Identify each line in the records below that contains the word "type", and copy it.

[Start]

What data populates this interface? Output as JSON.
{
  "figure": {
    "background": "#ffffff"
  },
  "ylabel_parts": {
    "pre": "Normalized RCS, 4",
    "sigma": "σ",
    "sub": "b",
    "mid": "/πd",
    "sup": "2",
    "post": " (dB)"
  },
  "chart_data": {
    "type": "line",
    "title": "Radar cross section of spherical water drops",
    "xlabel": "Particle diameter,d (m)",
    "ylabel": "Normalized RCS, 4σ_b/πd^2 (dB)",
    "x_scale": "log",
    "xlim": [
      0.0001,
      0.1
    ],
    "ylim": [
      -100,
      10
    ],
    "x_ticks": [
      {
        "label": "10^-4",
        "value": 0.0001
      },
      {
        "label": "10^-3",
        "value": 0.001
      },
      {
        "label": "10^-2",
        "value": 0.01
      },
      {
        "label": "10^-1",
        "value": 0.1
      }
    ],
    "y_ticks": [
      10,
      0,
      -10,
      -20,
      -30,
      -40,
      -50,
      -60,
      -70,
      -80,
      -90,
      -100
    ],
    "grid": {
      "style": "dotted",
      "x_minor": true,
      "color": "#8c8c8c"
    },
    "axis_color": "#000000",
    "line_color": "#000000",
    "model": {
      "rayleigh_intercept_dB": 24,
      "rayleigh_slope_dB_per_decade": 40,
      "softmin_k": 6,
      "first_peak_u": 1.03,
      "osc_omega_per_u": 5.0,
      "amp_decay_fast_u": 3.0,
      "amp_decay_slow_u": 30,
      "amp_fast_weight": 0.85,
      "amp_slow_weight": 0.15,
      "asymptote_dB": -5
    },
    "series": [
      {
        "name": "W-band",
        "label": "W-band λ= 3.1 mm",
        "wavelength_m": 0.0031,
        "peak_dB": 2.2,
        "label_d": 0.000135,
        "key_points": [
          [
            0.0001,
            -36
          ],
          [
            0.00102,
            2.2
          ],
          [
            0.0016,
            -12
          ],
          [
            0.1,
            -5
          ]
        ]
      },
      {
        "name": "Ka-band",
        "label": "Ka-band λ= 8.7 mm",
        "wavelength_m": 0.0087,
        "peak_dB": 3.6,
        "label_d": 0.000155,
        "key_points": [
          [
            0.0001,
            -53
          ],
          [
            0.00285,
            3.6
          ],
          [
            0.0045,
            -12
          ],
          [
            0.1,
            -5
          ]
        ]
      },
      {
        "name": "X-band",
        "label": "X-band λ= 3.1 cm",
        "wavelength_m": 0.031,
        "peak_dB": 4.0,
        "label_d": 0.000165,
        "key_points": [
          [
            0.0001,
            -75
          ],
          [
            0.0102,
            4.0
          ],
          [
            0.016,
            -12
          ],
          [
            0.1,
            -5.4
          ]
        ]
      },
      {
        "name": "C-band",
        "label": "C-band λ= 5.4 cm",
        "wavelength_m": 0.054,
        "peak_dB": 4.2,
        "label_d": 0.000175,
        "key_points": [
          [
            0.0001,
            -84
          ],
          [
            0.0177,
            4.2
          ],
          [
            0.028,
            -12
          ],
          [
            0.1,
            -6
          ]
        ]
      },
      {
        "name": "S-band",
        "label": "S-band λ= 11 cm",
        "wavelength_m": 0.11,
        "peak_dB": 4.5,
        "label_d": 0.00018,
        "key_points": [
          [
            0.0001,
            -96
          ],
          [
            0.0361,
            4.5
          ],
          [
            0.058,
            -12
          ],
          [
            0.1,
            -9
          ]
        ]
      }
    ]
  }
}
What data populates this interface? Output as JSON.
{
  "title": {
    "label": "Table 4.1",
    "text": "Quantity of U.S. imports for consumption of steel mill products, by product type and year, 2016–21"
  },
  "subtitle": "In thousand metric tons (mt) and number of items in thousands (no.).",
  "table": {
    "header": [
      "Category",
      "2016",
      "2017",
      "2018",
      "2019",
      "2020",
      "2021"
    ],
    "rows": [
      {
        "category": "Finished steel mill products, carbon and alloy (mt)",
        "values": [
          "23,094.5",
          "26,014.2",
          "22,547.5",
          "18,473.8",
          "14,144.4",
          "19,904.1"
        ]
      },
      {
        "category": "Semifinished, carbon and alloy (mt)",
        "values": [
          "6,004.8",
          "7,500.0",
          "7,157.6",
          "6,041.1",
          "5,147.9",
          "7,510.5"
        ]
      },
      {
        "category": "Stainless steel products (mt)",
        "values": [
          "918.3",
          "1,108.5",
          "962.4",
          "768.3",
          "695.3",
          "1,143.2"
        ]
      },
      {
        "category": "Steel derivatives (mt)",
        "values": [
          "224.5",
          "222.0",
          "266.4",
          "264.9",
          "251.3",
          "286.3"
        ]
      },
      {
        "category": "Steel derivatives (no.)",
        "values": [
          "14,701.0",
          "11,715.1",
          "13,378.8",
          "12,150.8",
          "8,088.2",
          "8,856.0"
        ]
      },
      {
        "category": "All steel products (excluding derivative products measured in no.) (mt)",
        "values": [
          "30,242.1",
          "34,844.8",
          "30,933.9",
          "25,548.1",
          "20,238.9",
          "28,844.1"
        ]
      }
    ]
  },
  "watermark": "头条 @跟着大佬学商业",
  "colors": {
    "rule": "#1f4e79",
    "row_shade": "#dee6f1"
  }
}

[End]

* **Worked solution**:
    "type": "line",
    "text": "Quantity of U.S. imports for consumption of steel mill products, by product type and year, 2016–21"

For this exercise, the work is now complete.